● **Task description**: Repeat every record below exactly as written.

● **Given records**:
= = = = =
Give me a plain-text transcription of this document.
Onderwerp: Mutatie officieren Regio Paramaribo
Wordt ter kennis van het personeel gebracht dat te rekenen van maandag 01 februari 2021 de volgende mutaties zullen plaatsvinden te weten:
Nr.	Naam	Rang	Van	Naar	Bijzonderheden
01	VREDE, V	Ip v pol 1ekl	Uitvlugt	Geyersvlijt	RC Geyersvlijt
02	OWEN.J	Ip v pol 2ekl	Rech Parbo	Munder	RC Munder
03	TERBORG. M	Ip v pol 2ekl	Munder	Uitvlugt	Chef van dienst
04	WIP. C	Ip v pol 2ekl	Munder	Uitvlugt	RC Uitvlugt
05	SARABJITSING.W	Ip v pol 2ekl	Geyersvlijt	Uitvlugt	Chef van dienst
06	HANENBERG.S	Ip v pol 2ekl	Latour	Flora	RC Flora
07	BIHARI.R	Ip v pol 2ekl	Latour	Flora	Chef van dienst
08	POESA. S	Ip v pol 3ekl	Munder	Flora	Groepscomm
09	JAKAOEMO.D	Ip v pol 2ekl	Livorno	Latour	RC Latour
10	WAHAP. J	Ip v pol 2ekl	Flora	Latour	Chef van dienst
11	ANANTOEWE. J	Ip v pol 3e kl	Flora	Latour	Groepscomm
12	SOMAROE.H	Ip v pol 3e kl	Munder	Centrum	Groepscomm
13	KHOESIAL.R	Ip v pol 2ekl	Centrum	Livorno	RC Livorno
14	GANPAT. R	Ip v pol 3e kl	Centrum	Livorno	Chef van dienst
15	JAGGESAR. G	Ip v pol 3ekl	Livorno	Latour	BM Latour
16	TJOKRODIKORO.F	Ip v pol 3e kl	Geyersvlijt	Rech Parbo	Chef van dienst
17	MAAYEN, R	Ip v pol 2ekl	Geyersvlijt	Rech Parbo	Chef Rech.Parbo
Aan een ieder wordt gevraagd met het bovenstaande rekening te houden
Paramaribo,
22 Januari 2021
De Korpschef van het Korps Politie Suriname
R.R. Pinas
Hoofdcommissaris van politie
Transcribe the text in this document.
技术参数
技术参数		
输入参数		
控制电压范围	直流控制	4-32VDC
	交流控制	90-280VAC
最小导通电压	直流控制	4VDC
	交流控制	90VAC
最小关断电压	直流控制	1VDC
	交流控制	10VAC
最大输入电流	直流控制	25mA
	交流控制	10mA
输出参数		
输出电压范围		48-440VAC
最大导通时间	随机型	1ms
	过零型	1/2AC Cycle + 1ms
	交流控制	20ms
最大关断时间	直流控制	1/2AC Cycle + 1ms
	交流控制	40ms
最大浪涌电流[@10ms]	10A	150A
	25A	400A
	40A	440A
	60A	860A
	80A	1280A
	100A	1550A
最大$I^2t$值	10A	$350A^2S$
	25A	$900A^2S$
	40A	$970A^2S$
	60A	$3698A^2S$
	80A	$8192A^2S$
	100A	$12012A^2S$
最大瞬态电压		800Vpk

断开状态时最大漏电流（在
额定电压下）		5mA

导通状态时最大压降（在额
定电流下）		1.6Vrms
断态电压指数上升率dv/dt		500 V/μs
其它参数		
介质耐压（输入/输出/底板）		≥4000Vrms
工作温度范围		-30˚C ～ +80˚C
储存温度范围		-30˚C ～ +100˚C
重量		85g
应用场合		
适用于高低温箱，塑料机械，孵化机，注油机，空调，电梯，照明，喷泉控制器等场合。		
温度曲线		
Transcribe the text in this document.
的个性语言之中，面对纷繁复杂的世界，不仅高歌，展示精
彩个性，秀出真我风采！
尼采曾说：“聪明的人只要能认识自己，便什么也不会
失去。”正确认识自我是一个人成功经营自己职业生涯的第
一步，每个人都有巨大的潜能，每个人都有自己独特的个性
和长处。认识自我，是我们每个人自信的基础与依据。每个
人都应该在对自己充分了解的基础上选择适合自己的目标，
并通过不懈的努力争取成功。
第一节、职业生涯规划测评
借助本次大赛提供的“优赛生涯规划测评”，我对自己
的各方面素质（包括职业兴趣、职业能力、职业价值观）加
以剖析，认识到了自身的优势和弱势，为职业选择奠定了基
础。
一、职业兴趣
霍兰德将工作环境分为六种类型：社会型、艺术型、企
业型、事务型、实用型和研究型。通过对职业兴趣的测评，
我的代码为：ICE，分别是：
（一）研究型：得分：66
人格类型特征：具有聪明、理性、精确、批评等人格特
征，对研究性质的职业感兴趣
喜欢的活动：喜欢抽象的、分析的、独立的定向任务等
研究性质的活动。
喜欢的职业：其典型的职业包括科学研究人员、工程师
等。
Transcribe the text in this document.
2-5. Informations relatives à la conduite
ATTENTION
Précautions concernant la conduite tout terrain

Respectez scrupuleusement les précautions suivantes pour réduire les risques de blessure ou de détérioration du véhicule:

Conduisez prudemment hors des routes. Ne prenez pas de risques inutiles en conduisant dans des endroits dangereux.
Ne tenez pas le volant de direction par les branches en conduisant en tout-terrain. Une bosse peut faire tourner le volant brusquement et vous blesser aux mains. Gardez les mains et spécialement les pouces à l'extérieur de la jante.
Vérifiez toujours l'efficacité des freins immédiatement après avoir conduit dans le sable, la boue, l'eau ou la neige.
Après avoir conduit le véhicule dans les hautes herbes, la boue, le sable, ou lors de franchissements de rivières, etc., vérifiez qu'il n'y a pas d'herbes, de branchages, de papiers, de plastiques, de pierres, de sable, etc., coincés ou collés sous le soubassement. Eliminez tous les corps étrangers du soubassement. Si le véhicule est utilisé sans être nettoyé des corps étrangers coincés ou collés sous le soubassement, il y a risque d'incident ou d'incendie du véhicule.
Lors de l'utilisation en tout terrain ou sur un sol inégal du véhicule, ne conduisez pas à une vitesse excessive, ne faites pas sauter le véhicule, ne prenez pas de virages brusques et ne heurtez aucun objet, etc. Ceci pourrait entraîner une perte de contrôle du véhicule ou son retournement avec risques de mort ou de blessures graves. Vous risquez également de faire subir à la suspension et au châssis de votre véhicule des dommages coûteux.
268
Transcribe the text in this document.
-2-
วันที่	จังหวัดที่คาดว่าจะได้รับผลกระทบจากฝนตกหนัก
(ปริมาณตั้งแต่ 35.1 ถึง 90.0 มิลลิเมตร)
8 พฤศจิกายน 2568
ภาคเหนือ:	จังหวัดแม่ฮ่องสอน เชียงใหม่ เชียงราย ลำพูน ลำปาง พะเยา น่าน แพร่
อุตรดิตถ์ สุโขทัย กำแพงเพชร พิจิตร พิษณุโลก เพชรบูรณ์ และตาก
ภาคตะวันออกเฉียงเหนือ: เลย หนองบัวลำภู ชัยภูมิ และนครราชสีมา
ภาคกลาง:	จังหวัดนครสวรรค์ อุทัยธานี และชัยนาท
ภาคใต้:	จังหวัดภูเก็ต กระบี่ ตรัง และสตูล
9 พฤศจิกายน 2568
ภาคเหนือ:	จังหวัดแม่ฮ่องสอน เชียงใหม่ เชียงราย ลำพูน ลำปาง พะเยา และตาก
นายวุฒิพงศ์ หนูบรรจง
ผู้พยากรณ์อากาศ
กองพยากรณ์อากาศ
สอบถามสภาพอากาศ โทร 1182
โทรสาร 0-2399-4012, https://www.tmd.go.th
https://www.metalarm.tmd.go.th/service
= = = = =
● **The output**:
Give me a plain-text transcription of this document.
Onderwerp: Mutatie officieren Regio Paramaribo
Wordt ter kennis van het personeel gebracht dat te rekenen van maandag 01 februari 2021 de volgende mutaties zullen plaatsvinden te weten:
Nr.	Naam	Rang	Van	Naar	Bijzonderheden
01	VREDE, V	Ip v pol 1ekl	Uitvlugt	Geyersvlijt	RC Geyersvlijt
02	OWEN.J	Ip v pol 2ekl	Rech Parbo	Munder	RC Munder
03	TERBORG. M	Ip v pol 2ekl	Munder	Uitvlugt	Chef van dienst
04	WIP. C	Ip v pol 2ekl	Munder	Uitvlugt	RC Uitvlugt
05	SARABJITSING.W	Ip v pol 2ekl	Geyersvlijt	Uitvlugt	Chef van dienst
06	HANENBERG.S	Ip v pol 2ekl	Latour	Flora	RC Flora
07	BIHARI.R	Ip v pol 2ekl	Latour	Flora	Chef van dienst
08	POESA. S	Ip v pol 3ekl	Munder	Flora	Groepscomm
09	JAKAOEMO.D	Ip v pol 2ekl	Livorno	Latour	RC Latour
10	WAHAP. J	Ip v pol 2ekl	Flora	Latour	Chef van dienst
11	ANANTOEWE. J	Ip v pol 3e kl	Flora	Latour	Groepscomm
12	SOMAROE.H	Ip v pol 3e kl	Munder	Centrum	Groepscomm
13	KHOESIAL.R	Ip v pol 2ekl	Centrum	Livorno	RC Livorno
14	GANPAT. R	Ip v pol 3e kl	Centrum	Livorno	Chef van dienst
15	JAGGESAR. G	Ip v pol 3ekl	Livorno	Latour	BM Latour
16	TJOKRODIKORO.F	Ip v pol 3e kl	Geyersvlijt	Rech Parbo	Chef van dienst
17	MAAYEN, R	Ip v pol 2ekl	Geyersvlijt	Rech Parbo	Chef Rech.Parbo
Aan een ieder wordt gevraagd met het bovenstaande rekening te houden
Paramaribo,
22 Januari 2021
De Korpschef van het Korps Politie Suriname
R.R. Pinas
Hoofdcommissaris van politie
Transcribe the text in this document.
技术参数
技术参数		
输入参数		
控制电压范围	直流控制	4-32VDC
	交流控制	90-280VAC
最小导通电压	直流控制	4VDC
	交流控制	90VAC
最小关断电压	直流控制	1VDC
	交流控制	10VAC
最大输入电流	直流控制	25mA
	交流控制	10mA
输出参数		
输出电压范围		48-440VAC
最大导通时间	随机型	1ms
	过零型	1/2AC Cycle + 1ms
	交流控制	20ms
最大关断时间	直流控制	1/2AC Cycle + 1ms
	交流控制	40ms
最大浪涌电流[@10ms]	10A	150A
	25A	400A
	40A	440A
	60A	860A
	80A	1280A
	100A	1550A
最大$I^2t$值	10A	$350A^2S$
	25A	$900A^2S$
	40A	$970A^2S$
	60A	$3698A^2S$
	80A	$8192A^2S$
	100A	$12012A^2S$
最大瞬态电压		800Vpk

断开状态时最大漏电流（在
额定电压下）		5mA

导通状态时最大压降（在额
定电流下）		1.6Vrms
断态电压指数上升率dv/dt		500 V/μs
其它参数		
介质耐压（输入/输出/底板）		≥4000Vrms
工作温度范围		-30˚C ～ +80˚C
储存温度范围		-30˚C ～ +100˚C
重量		85g
应用场合		
适用于高低温箱，塑料机械，孵化机，注油机，空调，电梯，照明，喷泉控制器等场合。		
温度曲线		
Transcribe the text in this document.
的个性语言之中，面对纷繁复杂的世界，不仅高歌，展示精
彩个性，秀出真我风采！
尼采曾说：“聪明的人只要能认识自己，便什么也不会
失去。”正确认识自我是一个人成功经营自己职业生涯的第
一步，每个人都有巨大的潜能，每个人都有自己独特的个性
和长处。认识自我，是我们每个人自信的基础与依据。每个
人都应该在对自己充分了解的基础上选择适合自己的目标，
并通过不懈的努力争取成功。
第一节、职业生涯规划测评
借助本次大赛提供的“优赛生涯规划测评”，我对自己
的各方面素质（包括职业兴趣、职业能力、职业价值观）加
以剖析，认识到了自身的优势和弱势，为职业选择奠定了基
础。
一、职业兴趣
霍兰德将工作环境分为六种类型：社会型、艺术型、企
业型、事务型、实用型和研究型。通过对职业兴趣的测评，
我的代码为：ICE，分别是：
（一）研究型：得分：66
人格类型特征：具有聪明、理性、精确、批评等人格特
征，对研究性质的职业感兴趣
喜欢的活动：喜欢抽象的、分析的、独立的定向任务等
研究性质的活动。
喜欢的职业：其典型的职业包括科学研究人员、工程师
等。
Transcribe the text in this document.
2-5. Informations relatives à la conduite
ATTENTION
Précautions concernant la conduite tout terrain

Respectez scrupuleusement les précautions suivantes pour réduire les risques de blessure ou de détérioration du véhicule:

Conduisez prudemment hors des routes. Ne prenez pas de risques inutiles en conduisant dans des endroits dangereux.
Ne tenez pas le volant de direction par les branches en conduisant en tout-terrain. Une bosse peut faire tourner le volant brusquement et vous blesser aux mains. Gardez les mains et spécialement les pouces à l'extérieur de la jante.
Vérifiez toujours l'efficacité des freins immédiatement après avoir conduit dans le sable, la boue, l'eau ou la neige.
Après avoir conduit le véhicule dans les hautes herbes, la boue, le sable, ou lors de franchissements de rivières, etc., vérifiez qu'il n'y a pas d'herbes, de branchages, de papiers, de plastiques, de pierres, de sable, etc., coincés ou collés sous le soubassement. Eliminez tous les corps étrangers du soubassement. Si le véhicule est utilisé sans être nettoyé des corps étrangers coincés ou collés sous le soubassement, il y a risque d'incident ou d'incendie du véhicule.
Lors de l'utilisation en tout terrain ou sur un sol inégal du véhicule, ne conduisez pas à une vitesse excessive, ne faites pas sauter le véhicule, ne prenez pas de virages brusques et ne heurtez aucun objet, etc. Ceci pourrait entraîner une perte de contrôle du véhicule ou son retournement avec risques de mort ou de blessures graves. Vous risquez également de faire subir à la suspension et au châssis de votre véhicule des dommages coûteux.
268
Transcribe the text in this document.
-2-
วันที่	จังหวัดที่คาดว่าจะได้รับผลกระทบจากฝนตกหนัก
(ปริมาณตั้งแต่ 35.1 ถึง 90.0 มิลลิเมตร)
8 พฤศจิกายน 2568
ภาคเหนือ:	จังหวัดแม่ฮ่องสอน เชียงใหม่ เชียงราย ลำพูน ลำปาง พะเยา น่าน แพร่
อุตรดิตถ์ สุโขทัย กำแพงเพชร พิจิตร พิษณุโลก เพชรบูรณ์ และตาก
ภาคตะวันออกเฉียงเหนือ: เลย หนองบัวลำภู ชัยภูมิ และนครราชสีมา
ภาคกลาง:	จังหวัดนครสวรรค์ อุทัยธานี และชัยนาท
ภาคใต้:	จังหวัดภูเก็ต กระบี่ ตรัง และสตูล
9 พฤศจิกายน 2568
ภาคเหนือ:	จังหวัดแม่ฮ่องสอน เชียงใหม่ เชียงราย ลำพูน ลำปาง พะเยา และตาก
นายวุฒิพงศ์ หนูบรรจง
ผู้พยากรณ์อากาศ
กองพยากรณ์อากาศ
สอบถามสภาพอากาศ โทร 1182
โทรสาร 0-2399-4012, https://www.tmd.go.th
https://www.metalarm.tmd.go.th/service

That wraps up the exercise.